◆ **Given exercise**:
Gather every line of the entries that includes the word "knusprigem".

◆ **Task input**:
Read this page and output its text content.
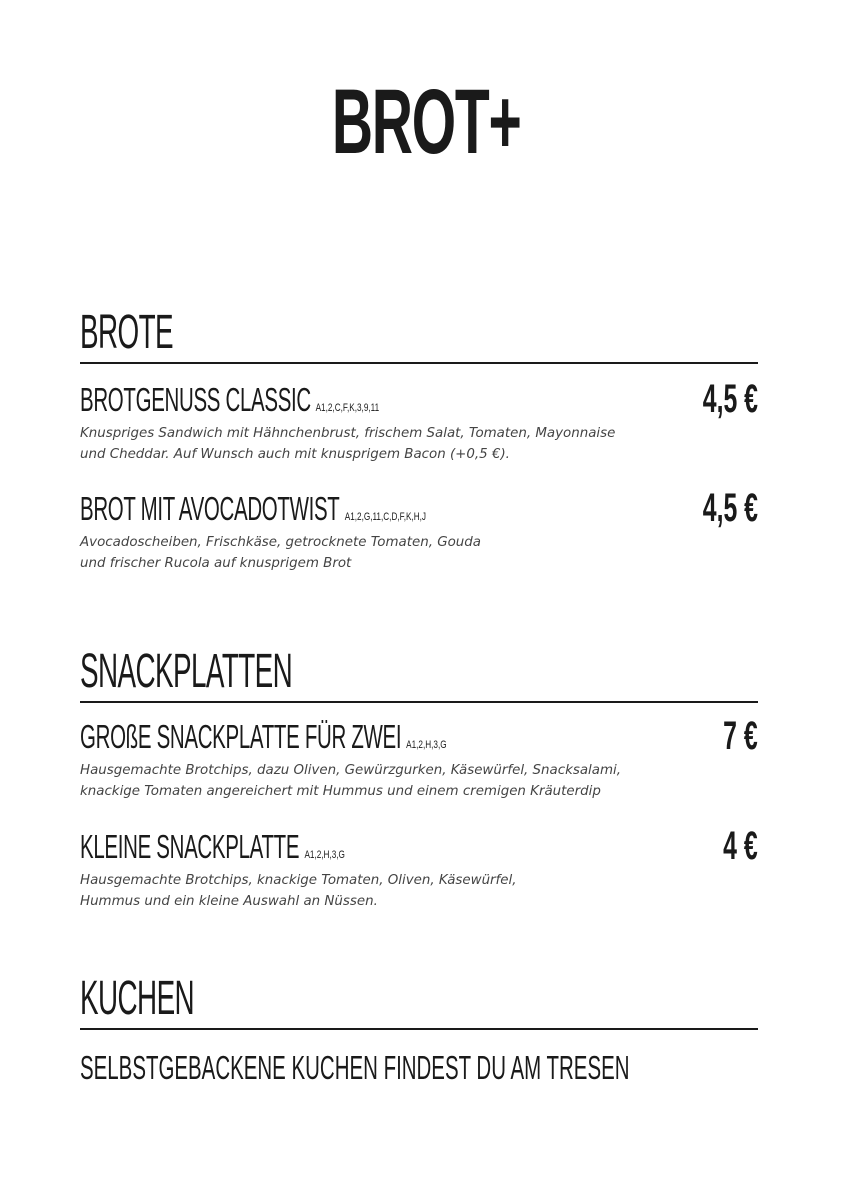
BROT+
BROTE
BROTGENUSS CLASSIC A1,2,C,F,K,3,9,11	4,5 €
Knuspriges Sandwich mit Hähnchenbrust, frischem Salat, Tomaten, Mayonnaise
und Cheddar. Auf Wunsch auch mit knusprigem Bacon (+0,5 €).
BROT MIT AVOCADOTWIST A1,2,G,11,C,D,F,K,H,J	4,5 €
Avocadoscheiben, Frischkäse, getrocknete Tomaten, Gouda
und frischer Rucola auf knusprigem Brot
SNACKPLATTEN
GROßE SNACKPLATTE FÜR ZWEI A1,2,H,3,G	7 €
Hausgemachte Brotchips, dazu Oliven, Gewürzgurken, Käsewürfel, Snacksalami,
knackige Tomaten angereichert mit Hummus und einem cremigen Kräuterdip
KLEINE SNACKPLATTE A1,2,H,3,G	4 €
Hausgemachte Brotchips, knackige Tomaten, Oliven, Käsewürfel,
Hummus und ein kleine Auswahl an Nüssen.
KUCHEN
SELBSTGEBACKENE KUCHEN FINDEST DU AM TRESEN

◆ **Solution for this task**:
und Cheddar. Auf Wunsch auch mit knusprigem Bacon (+0,5 €).
und frischer Rucola auf knusprigem Brot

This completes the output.